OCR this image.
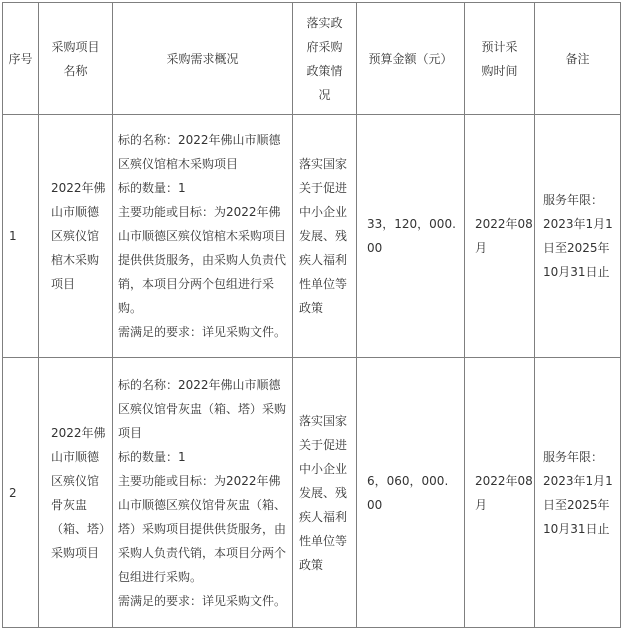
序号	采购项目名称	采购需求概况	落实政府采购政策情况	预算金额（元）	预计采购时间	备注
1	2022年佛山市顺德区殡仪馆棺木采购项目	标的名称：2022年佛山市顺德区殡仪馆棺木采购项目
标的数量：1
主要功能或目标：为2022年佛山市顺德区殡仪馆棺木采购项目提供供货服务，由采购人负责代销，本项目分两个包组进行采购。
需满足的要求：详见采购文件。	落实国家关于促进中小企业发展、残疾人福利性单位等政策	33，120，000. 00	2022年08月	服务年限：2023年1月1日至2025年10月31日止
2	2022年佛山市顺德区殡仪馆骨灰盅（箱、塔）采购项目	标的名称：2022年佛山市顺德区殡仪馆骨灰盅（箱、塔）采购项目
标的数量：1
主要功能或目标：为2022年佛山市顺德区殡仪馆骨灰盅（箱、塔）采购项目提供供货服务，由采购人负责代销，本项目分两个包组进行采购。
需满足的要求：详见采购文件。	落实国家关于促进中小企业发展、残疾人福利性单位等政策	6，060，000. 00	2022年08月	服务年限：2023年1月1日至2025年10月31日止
________________
WHAT THE TASK REQUIRES — Return each line from the material above exactly, but not the pictures.

EXERCISE SOLUTION —
OCR this image.
序号	采购项目名称	采购需求概况	落实政府采购政策情况	预算金额（元）	预计采购时间	备注
1	2022年佛山市顺德区殡仪馆棺木采购项目	标的名称：2022年佛山市顺德区殡仪馆棺木采购项目
标的数量：1
主要功能或目标：为2022年佛山市顺德区殡仪馆棺木采购项目提供供货服务，由采购人负责代销，本项目分两个包组进行采购。
需满足的要求：详见采购文件。	落实国家关于促进中小企业发展、残疾人福利性单位等政策	33，120，000. 00	2022年08月	服务年限：2023年1月1日至2025年10月31日止
2	2022年佛山市顺德区殡仪馆骨灰盅（箱、塔）采购项目	标的名称：2022年佛山市顺德区殡仪馆骨灰盅（箱、塔）采购项目
标的数量：1
主要功能或目标：为2022年佛山市顺德区殡仪馆骨灰盅（箱、塔）采购项目提供供货服务，由采购人负责代销，本项目分两个包组进行采购。
需满足的要求：详见采购文件。	落实国家关于促进中小企业发展、残疾人福利性单位等政策	6，060，000. 00	2022年08月	服务年限：2023年1月1日至2025年10月31日止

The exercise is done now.